+++ Information shown +++

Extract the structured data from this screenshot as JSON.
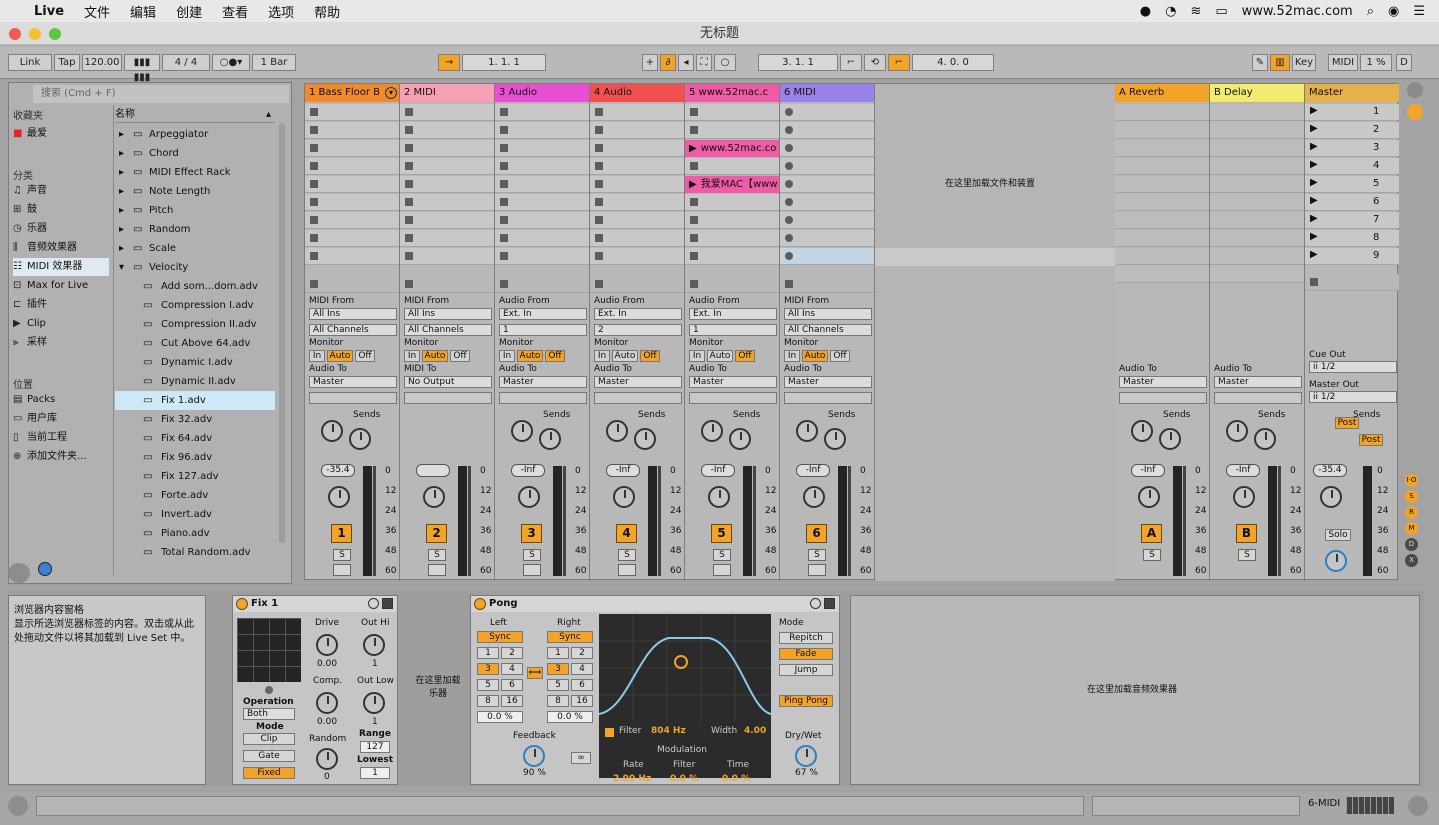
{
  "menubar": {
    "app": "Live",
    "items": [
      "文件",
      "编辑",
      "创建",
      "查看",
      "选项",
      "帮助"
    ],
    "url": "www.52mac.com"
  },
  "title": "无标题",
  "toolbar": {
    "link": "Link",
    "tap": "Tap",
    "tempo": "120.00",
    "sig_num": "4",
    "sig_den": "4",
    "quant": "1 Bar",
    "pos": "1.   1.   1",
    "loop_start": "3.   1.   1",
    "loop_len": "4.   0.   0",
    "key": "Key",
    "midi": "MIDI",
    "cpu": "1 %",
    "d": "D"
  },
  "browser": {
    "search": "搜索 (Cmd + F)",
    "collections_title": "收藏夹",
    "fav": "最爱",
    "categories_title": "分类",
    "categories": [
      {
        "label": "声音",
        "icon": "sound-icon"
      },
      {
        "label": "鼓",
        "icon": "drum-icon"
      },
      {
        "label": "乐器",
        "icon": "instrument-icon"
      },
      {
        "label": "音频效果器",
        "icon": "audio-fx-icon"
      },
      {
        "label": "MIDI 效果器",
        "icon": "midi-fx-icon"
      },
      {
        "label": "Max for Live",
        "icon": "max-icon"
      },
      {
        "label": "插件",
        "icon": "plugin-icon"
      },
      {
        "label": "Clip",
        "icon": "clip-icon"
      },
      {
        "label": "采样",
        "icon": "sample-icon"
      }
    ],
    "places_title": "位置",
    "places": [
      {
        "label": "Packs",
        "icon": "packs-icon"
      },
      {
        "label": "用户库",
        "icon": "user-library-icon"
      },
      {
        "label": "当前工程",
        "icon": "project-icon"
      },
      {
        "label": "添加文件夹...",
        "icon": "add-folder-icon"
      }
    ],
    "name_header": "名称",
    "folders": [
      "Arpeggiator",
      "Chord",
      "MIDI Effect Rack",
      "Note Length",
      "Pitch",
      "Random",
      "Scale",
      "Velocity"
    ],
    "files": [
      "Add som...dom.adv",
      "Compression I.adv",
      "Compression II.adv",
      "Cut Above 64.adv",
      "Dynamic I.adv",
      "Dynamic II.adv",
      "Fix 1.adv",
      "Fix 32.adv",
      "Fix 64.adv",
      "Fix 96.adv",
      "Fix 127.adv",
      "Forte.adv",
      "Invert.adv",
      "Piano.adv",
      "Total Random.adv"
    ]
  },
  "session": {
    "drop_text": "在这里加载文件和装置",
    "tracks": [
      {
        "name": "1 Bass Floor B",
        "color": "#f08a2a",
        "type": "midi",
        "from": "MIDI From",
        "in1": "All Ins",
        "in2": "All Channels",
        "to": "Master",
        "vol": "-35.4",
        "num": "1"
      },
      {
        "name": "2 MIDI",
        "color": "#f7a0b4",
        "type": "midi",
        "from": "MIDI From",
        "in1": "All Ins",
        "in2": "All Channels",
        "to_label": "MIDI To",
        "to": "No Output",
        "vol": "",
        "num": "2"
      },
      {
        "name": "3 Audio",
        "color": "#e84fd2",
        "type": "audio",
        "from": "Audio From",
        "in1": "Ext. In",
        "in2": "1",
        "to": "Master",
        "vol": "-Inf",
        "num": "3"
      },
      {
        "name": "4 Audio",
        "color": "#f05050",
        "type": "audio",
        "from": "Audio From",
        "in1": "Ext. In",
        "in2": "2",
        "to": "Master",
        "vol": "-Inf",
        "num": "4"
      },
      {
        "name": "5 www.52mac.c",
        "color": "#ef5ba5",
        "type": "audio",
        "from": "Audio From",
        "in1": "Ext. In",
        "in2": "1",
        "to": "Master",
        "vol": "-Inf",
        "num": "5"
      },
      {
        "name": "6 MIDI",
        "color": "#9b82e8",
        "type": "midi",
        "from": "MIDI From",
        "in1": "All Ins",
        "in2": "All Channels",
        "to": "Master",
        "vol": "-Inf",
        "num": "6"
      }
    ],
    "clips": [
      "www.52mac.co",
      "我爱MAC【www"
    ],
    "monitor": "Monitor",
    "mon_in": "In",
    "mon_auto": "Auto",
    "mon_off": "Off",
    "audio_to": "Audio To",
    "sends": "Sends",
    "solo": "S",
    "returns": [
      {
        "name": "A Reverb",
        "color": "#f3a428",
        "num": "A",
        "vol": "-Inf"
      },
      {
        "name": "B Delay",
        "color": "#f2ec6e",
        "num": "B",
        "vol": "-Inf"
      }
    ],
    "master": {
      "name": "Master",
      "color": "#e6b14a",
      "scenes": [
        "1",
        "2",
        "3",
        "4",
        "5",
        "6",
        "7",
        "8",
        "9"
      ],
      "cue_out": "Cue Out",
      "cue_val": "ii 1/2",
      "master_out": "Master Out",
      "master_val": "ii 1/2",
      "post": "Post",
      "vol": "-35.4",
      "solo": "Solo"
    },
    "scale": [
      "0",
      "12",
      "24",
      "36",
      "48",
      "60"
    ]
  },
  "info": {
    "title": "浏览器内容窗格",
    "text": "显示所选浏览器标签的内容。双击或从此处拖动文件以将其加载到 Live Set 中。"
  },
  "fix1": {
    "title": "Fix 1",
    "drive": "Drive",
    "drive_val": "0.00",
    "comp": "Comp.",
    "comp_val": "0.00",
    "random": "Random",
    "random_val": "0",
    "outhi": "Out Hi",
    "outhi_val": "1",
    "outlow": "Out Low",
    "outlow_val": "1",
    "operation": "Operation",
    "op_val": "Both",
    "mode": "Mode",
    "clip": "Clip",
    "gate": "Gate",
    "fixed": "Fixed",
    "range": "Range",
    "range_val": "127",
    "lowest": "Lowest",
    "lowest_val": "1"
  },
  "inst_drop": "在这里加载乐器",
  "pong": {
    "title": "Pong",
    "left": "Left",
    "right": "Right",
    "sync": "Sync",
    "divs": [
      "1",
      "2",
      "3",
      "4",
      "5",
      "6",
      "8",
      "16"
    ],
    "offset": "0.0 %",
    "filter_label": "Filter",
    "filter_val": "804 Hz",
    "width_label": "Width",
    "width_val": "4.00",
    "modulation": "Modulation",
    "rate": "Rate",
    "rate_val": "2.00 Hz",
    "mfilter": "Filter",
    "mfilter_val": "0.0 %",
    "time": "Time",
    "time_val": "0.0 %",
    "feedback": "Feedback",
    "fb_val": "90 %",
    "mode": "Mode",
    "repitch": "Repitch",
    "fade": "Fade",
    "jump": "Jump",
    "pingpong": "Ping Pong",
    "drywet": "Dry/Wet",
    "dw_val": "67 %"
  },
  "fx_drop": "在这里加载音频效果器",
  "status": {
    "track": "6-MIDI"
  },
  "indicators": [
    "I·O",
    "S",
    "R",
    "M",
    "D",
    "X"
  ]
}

+++

*Required work*
Out of the preceding entries, pull every line containing the string "color".

*Expected output*
        "color": "#f08a2a",
        "color": "#f7a0b4",
        "color": "#e84fd2",
        "color": "#f05050",
        "color": "#ef5ba5",
        "color": "#9b82e8",
        "color": "#f3a428",
        "color": "#f2ec6e",
      "color": "#e6b14a",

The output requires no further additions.